Written instruction: In the material below, the lines containing the word "Varying" are required; copy each of them.
┌────────
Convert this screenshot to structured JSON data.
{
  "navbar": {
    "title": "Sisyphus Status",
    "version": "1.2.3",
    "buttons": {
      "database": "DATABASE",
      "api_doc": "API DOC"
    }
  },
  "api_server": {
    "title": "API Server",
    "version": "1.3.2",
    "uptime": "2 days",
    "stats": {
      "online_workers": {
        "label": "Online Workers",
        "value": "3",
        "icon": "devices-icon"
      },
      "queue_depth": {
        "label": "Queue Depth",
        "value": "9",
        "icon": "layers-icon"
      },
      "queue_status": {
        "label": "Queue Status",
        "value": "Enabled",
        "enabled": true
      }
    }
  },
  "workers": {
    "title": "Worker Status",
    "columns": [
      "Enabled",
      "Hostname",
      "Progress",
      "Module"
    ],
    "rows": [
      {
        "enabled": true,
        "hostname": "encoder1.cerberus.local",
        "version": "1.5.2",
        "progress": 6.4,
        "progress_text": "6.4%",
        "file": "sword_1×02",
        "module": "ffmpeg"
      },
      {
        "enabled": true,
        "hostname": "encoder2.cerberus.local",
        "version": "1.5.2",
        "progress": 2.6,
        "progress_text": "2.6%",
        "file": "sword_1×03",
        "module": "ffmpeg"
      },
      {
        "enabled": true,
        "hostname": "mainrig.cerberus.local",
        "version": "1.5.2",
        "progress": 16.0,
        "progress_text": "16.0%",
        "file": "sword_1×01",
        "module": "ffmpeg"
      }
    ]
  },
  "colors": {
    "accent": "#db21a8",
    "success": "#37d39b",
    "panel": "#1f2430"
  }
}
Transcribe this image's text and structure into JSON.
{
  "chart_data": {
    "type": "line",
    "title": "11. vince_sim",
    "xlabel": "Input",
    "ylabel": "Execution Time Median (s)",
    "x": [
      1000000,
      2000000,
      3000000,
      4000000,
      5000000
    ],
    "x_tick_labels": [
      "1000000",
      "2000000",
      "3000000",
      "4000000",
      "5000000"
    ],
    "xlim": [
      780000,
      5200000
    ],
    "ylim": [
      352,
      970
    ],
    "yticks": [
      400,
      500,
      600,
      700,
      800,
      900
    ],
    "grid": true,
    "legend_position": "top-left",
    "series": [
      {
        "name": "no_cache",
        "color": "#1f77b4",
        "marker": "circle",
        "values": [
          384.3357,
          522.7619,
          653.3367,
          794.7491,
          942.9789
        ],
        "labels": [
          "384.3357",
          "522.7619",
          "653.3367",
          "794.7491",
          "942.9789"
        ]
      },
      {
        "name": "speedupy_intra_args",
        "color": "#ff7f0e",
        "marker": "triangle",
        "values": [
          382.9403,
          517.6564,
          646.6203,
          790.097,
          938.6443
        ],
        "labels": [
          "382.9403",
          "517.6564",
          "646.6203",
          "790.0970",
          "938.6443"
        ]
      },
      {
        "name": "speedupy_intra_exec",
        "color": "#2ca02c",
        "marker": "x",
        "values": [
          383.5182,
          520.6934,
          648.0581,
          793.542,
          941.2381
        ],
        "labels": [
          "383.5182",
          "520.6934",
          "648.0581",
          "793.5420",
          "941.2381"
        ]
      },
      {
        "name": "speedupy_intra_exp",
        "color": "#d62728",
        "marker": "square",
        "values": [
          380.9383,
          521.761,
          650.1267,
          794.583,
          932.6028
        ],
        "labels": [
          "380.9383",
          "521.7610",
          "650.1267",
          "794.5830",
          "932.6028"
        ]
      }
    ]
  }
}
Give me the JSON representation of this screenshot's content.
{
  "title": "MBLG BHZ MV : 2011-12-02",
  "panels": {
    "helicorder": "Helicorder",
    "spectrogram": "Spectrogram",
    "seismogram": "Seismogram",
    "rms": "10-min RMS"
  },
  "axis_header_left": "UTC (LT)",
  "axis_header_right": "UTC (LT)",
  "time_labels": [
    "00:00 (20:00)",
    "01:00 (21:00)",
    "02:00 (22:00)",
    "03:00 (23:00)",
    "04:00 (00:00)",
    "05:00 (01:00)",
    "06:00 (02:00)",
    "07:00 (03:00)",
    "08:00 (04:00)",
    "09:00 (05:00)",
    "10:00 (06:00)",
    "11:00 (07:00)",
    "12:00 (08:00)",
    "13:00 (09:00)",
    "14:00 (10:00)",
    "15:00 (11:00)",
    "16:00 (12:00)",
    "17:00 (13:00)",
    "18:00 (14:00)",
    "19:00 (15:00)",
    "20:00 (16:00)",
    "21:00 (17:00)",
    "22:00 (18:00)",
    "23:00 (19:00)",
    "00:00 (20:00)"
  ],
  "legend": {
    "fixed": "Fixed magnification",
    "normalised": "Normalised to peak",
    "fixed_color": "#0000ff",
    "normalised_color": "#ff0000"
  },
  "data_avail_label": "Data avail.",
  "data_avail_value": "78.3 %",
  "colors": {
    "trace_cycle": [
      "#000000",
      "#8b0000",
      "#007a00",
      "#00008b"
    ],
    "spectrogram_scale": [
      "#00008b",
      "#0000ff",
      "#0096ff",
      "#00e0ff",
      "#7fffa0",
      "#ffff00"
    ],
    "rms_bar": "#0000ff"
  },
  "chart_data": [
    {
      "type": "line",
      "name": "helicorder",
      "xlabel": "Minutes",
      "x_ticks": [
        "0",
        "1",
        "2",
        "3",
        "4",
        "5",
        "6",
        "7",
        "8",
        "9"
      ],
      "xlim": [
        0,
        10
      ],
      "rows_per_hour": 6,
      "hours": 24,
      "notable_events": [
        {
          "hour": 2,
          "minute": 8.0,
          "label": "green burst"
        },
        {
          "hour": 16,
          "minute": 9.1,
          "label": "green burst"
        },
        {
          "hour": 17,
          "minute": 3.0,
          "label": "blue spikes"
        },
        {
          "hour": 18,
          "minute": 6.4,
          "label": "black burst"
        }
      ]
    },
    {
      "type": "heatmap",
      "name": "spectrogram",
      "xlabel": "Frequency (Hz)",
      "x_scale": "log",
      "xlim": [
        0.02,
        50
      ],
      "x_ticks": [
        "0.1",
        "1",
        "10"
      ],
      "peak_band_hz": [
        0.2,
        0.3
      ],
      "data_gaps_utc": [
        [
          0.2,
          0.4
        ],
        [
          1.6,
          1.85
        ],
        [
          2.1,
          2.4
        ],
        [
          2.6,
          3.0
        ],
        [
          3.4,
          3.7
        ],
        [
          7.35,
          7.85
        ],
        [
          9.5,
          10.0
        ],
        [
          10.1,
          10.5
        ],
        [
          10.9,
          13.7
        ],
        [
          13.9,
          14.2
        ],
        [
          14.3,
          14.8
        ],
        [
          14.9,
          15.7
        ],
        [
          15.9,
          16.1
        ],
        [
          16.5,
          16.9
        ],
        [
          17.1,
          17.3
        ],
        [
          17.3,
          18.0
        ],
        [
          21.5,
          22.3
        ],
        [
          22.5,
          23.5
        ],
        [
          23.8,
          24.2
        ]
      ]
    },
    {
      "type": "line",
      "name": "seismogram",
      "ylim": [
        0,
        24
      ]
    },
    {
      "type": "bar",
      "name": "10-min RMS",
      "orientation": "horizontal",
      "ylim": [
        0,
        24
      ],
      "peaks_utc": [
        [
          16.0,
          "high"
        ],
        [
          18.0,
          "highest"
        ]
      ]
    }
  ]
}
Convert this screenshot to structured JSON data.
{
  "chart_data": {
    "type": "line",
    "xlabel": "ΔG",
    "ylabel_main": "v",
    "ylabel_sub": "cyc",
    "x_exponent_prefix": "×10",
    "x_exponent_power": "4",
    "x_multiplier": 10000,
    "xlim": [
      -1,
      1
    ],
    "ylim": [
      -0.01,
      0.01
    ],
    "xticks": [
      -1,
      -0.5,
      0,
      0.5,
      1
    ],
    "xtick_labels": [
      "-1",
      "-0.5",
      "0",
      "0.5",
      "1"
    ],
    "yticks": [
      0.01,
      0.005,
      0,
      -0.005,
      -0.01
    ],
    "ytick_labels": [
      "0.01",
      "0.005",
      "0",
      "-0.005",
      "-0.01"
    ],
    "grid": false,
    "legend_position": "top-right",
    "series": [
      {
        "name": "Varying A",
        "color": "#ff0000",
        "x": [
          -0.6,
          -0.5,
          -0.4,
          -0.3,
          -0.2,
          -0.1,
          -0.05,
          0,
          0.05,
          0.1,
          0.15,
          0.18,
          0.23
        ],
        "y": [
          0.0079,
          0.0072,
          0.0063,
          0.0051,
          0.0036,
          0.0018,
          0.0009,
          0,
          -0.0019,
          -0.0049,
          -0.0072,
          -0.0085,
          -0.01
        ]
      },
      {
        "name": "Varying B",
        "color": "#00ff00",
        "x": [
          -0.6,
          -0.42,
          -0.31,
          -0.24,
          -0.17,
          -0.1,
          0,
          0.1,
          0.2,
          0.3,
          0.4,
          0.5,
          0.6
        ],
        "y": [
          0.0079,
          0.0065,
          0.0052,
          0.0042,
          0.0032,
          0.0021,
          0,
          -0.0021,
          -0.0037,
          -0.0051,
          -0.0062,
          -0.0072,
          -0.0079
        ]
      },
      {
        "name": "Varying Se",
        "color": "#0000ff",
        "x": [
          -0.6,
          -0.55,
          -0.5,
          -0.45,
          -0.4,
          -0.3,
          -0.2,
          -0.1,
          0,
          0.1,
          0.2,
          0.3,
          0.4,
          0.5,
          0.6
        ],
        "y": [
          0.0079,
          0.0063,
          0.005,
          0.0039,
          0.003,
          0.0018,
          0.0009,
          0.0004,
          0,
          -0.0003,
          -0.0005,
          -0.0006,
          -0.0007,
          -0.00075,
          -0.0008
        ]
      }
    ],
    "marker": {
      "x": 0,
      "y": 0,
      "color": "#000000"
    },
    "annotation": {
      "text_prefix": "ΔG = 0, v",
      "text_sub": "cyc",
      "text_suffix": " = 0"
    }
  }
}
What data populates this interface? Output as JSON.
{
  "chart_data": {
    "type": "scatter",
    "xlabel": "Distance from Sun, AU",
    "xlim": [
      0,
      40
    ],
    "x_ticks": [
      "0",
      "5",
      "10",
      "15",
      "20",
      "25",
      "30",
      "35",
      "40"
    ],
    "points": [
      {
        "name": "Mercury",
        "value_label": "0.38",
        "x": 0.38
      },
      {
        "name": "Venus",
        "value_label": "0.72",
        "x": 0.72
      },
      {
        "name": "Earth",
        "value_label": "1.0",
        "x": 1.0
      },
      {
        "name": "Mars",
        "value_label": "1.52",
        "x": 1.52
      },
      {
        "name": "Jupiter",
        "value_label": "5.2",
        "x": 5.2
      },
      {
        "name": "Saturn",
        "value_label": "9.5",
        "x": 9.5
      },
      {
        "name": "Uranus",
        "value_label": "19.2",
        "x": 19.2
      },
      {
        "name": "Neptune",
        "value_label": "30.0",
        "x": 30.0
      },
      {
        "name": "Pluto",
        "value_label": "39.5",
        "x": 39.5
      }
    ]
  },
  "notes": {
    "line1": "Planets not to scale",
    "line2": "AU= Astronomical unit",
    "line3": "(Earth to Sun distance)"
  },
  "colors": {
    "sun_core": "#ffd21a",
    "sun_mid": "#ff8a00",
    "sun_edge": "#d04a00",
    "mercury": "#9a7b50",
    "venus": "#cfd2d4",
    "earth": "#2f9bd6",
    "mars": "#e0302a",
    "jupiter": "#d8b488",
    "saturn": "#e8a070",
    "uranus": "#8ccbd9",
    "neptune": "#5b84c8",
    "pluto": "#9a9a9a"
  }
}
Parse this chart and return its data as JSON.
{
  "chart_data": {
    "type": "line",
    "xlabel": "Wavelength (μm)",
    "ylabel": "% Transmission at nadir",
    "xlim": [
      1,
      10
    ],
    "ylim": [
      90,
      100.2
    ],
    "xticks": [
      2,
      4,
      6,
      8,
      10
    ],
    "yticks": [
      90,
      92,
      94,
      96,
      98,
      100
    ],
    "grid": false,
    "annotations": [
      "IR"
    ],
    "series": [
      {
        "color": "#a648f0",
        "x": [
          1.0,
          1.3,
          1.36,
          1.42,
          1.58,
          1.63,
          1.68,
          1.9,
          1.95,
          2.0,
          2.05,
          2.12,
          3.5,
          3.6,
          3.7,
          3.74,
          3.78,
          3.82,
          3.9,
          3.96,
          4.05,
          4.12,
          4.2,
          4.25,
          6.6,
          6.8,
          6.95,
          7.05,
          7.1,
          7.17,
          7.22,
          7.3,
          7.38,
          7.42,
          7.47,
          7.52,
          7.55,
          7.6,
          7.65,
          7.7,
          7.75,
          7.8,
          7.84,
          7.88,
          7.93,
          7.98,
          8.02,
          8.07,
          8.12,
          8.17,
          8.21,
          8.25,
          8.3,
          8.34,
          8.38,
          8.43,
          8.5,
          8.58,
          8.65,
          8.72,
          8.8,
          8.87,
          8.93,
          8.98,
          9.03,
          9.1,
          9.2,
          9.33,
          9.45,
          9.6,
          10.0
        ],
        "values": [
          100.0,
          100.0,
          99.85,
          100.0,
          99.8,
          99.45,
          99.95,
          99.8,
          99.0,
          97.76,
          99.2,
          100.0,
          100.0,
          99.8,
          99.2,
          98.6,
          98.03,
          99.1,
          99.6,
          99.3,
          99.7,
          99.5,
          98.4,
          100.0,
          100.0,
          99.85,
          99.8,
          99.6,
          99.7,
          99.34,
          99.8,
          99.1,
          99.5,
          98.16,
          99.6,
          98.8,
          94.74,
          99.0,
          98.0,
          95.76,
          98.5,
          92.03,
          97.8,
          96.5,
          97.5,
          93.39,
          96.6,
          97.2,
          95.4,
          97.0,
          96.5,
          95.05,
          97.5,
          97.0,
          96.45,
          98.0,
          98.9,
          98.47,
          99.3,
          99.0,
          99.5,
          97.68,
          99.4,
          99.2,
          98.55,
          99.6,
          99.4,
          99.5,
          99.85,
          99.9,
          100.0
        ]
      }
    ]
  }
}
└────────
The output:
        "name": "Varying A",
        "name": "Varying B",
        "name": "Varying Se",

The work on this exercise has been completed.